:: The records ::
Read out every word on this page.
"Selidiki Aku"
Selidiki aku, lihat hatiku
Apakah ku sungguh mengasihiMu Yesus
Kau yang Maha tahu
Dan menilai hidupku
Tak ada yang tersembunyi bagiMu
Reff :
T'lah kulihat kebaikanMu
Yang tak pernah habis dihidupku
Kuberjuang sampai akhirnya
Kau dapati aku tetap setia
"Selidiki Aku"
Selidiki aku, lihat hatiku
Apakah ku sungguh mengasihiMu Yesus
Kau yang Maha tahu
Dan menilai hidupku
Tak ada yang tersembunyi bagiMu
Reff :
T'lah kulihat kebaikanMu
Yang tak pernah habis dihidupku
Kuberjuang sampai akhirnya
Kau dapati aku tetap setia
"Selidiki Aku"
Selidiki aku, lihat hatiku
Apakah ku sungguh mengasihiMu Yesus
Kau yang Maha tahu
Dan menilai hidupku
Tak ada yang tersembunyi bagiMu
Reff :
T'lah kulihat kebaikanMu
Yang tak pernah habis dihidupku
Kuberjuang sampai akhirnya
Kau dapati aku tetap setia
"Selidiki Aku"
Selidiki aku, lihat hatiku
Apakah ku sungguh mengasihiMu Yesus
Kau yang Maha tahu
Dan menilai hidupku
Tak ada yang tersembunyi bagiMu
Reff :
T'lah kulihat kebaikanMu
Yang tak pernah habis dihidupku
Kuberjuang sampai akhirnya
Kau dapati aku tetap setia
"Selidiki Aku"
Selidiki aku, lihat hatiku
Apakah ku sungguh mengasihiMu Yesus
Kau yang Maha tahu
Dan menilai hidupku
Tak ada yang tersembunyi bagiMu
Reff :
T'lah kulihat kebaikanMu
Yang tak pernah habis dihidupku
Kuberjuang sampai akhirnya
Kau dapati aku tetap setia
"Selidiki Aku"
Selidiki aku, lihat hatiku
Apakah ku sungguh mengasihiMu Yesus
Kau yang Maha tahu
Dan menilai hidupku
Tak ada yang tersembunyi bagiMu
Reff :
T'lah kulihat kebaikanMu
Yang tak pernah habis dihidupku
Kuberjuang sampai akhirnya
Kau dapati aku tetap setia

:: Aim of the exercise ::
Extract the listing in its entirety and repeat it exactly.

:: Right answer ::
Read out every word on this page.
"Selidiki Aku"
Selidiki aku, lihat hatiku
Apakah ku sungguh mengasihiMu Yesus
Kau yang Maha tahu
Dan menilai hidupku
Tak ada yang tersembunyi bagiMu
Reff :
T'lah kulihat kebaikanMu
Yang tak pernah habis dihidupku
Kuberjuang sampai akhirnya
Kau dapati aku tetap setia
"Selidiki Aku"
Selidiki aku, lihat hatiku
Apakah ku sungguh mengasihiMu Yesus
Kau yang Maha tahu
Dan menilai hidupku
Tak ada yang tersembunyi bagiMu
Reff :
T'lah kulihat kebaikanMu
Yang tak pernah habis dihidupku
Kuberjuang sampai akhirnya
Kau dapati aku tetap setia
"Selidiki Aku"
Selidiki aku, lihat hatiku
Apakah ku sungguh mengasihiMu Yesus
Kau yang Maha tahu
Dan menilai hidupku
Tak ada yang tersembunyi bagiMu
Reff :
T'lah kulihat kebaikanMu
Yang tak pernah habis dihidupku
Kuberjuang sampai akhirnya
Kau dapati aku tetap setia
"Selidiki Aku"
Selidiki aku, lihat hatiku
Apakah ku sungguh mengasihiMu Yesus
Kau yang Maha tahu
Dan menilai hidupku
Tak ada yang tersembunyi bagiMu
Reff :
T'lah kulihat kebaikanMu
Yang tak pernah habis dihidupku
Kuberjuang sampai akhirnya
Kau dapati aku tetap setia
"Selidiki Aku"
Selidiki aku, lihat hatiku
Apakah ku sungguh mengasihiMu Yesus
Kau yang Maha tahu
Dan menilai hidupku
Tak ada yang tersembunyi bagiMu
Reff :
T'lah kulihat kebaikanMu
Yang tak pernah habis dihidupku
Kuberjuang sampai akhirnya
Kau dapati aku tetap setia
"Selidiki Aku"
Selidiki aku, lihat hatiku
Apakah ku sungguh mengasihiMu Yesus
Kau yang Maha tahu
Dan menilai hidupku
Tak ada yang tersembunyi bagiMu
Reff :
T'lah kulihat kebaikanMu
Yang tak pernah habis dihidupku
Kuberjuang sampai akhirnya
Kau dapati aku tetap setia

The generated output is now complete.